§ **Given request**
Work through the data line by line, gathering every line that has the word "NAIROBI".

[start Data records]

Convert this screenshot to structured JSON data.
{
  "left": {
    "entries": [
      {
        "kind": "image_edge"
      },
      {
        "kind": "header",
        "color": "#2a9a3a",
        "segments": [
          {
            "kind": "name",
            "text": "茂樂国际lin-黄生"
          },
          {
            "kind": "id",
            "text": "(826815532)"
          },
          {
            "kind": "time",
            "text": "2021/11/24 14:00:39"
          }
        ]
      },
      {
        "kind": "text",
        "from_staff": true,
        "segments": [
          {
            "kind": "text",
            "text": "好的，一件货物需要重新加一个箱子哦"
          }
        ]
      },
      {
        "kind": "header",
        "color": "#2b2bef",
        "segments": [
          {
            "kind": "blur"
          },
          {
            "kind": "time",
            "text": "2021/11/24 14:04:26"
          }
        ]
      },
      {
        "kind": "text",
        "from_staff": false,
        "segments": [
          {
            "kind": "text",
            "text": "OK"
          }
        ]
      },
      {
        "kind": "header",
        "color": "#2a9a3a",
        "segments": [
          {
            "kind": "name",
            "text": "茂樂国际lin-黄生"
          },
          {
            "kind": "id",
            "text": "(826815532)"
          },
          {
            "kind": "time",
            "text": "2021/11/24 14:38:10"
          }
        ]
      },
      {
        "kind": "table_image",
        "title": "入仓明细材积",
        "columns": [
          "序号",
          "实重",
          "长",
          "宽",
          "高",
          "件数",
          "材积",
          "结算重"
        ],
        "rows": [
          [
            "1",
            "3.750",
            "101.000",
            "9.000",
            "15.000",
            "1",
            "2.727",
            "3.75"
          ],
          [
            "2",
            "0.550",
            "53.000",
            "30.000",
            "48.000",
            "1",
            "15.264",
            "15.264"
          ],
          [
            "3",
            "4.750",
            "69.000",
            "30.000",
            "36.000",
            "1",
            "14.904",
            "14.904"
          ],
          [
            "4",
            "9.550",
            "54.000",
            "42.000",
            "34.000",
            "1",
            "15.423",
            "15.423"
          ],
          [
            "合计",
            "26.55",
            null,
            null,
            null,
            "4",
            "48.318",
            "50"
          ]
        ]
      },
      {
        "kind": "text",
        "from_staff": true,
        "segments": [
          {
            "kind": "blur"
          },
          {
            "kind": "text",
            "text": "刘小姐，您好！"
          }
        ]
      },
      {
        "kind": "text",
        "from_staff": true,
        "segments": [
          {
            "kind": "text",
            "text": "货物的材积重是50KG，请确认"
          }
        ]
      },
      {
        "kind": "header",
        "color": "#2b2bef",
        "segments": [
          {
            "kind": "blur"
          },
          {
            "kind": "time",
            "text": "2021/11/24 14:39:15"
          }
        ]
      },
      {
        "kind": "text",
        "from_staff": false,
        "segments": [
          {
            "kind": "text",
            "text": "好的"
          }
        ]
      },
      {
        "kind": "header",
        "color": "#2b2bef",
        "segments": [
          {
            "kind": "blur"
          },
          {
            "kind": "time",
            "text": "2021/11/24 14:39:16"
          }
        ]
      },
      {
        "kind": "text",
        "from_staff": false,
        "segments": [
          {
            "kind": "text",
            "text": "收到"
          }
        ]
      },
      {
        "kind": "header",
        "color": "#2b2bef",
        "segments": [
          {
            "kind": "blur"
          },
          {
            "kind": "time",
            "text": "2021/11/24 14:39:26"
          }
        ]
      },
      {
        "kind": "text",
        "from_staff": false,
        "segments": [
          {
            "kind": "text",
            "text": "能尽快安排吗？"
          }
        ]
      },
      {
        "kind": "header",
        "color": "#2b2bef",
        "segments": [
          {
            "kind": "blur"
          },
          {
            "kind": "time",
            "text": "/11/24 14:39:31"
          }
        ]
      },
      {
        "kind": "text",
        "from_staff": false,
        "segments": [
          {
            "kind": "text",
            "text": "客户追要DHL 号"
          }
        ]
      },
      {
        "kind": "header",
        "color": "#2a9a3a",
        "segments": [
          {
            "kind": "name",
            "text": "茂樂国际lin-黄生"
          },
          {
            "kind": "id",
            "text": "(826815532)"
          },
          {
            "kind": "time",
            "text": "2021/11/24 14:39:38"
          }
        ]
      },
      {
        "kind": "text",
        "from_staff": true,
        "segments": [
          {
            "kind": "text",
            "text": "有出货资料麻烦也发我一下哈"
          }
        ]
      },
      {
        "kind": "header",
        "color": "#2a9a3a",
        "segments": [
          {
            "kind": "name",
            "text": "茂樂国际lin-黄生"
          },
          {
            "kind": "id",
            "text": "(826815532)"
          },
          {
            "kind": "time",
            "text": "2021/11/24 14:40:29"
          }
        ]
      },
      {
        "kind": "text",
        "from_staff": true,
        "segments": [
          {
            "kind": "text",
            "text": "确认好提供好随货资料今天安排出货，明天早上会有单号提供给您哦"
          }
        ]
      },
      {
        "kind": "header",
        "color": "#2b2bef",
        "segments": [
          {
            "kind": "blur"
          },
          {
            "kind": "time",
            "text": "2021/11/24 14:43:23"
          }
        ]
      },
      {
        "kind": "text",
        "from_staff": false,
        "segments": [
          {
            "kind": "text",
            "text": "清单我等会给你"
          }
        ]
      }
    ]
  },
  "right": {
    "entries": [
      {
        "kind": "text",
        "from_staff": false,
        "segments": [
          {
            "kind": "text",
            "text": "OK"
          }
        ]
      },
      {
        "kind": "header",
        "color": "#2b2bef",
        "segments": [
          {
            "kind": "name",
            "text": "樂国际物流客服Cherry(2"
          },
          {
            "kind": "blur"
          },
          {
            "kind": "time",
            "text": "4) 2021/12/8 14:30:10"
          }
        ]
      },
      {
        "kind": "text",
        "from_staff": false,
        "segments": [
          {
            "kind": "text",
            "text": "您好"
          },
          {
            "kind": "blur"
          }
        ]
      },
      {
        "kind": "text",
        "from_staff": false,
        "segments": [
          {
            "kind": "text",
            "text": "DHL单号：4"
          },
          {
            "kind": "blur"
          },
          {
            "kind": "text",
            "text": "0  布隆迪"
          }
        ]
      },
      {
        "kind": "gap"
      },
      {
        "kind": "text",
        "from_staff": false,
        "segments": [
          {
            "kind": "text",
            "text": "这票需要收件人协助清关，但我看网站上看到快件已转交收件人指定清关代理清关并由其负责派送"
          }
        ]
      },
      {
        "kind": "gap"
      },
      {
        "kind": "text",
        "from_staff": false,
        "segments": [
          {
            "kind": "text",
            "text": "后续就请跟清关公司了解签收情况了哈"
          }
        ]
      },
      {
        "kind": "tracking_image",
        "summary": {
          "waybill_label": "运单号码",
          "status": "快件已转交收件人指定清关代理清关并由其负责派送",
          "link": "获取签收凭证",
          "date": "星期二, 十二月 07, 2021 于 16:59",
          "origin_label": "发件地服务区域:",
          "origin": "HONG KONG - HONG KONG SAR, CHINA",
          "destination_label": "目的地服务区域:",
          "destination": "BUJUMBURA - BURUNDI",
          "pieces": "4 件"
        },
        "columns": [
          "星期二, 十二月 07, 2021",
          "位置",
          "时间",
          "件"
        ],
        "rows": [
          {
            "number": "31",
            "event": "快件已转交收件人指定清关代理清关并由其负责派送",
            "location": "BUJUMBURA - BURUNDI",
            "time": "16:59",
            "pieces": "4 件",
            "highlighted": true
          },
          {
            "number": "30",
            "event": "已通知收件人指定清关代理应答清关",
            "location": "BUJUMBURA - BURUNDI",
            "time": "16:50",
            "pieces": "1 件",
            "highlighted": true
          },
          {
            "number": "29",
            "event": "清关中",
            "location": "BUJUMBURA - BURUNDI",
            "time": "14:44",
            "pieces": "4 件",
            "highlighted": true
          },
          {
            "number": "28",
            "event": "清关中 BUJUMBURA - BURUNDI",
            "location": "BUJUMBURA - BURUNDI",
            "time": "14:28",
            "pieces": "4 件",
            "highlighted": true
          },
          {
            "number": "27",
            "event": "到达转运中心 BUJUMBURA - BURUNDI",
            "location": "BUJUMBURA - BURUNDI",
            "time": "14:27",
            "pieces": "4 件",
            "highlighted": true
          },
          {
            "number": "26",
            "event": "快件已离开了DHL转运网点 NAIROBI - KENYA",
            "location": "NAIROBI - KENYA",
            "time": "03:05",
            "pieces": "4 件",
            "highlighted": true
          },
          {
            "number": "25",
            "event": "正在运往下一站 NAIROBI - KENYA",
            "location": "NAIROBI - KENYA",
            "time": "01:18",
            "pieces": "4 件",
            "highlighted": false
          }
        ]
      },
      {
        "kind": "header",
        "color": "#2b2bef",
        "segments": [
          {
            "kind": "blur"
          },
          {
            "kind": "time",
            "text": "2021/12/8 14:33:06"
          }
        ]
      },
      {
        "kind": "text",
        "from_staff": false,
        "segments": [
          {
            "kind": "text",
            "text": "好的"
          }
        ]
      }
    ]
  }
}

[end Data records]

§ **Result**
            "event": "快件已离开了DHL转运网点 NAIROBI - KENYA",
            "location": "NAIROBI - KENYA",
            "event": "正在运往下一站 NAIROBI - KENYA",
            "location": "NAIROBI - KENYA",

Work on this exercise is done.